[Begin Dataset entries]
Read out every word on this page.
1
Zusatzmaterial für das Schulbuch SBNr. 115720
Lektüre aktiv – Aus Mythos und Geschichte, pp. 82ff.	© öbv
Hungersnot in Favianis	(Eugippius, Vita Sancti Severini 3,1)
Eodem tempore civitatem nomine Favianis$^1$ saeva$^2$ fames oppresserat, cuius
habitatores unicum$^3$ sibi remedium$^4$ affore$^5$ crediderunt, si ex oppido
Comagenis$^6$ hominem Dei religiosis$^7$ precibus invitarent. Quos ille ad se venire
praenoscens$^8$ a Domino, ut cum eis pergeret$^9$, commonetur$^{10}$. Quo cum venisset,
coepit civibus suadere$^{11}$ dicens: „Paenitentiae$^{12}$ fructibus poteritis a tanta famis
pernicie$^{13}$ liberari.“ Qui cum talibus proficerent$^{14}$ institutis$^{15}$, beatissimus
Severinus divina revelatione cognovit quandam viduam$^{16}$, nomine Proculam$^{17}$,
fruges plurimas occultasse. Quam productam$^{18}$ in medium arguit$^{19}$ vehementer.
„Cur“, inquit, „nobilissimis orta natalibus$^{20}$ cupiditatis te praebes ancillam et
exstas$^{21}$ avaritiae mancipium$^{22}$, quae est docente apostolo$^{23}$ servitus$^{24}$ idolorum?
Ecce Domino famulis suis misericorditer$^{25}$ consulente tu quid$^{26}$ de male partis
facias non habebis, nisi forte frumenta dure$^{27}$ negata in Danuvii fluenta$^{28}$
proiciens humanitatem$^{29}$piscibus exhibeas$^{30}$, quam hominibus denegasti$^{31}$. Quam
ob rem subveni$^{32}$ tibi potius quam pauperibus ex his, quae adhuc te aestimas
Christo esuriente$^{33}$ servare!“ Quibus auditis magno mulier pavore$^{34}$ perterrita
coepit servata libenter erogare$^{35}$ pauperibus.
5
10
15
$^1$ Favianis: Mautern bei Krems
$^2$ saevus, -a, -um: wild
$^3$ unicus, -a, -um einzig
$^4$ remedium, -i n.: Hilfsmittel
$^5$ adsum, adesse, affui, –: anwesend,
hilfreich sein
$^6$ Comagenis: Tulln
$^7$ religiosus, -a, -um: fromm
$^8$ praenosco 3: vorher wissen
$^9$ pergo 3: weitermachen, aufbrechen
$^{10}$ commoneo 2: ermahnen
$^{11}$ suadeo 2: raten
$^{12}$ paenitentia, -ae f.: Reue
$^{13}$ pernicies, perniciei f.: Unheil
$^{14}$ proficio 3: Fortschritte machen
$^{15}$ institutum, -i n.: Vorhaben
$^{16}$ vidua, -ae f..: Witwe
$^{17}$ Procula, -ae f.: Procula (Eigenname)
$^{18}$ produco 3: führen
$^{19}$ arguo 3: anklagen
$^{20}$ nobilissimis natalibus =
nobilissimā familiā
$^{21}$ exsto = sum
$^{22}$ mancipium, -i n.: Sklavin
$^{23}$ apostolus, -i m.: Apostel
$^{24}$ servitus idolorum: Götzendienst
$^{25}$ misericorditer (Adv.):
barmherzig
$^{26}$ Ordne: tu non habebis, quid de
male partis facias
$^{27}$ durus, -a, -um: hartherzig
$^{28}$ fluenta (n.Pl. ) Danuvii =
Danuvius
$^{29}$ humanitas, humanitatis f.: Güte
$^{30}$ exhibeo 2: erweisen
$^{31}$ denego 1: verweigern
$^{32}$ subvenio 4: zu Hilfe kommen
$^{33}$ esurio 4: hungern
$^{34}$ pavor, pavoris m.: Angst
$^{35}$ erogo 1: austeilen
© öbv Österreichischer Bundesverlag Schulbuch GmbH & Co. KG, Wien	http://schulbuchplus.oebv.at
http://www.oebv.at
[End Dataset entries]
* **The request**: Report only how many lines in the entries contain "misericorditer".

* **Answer to the exercise**: 2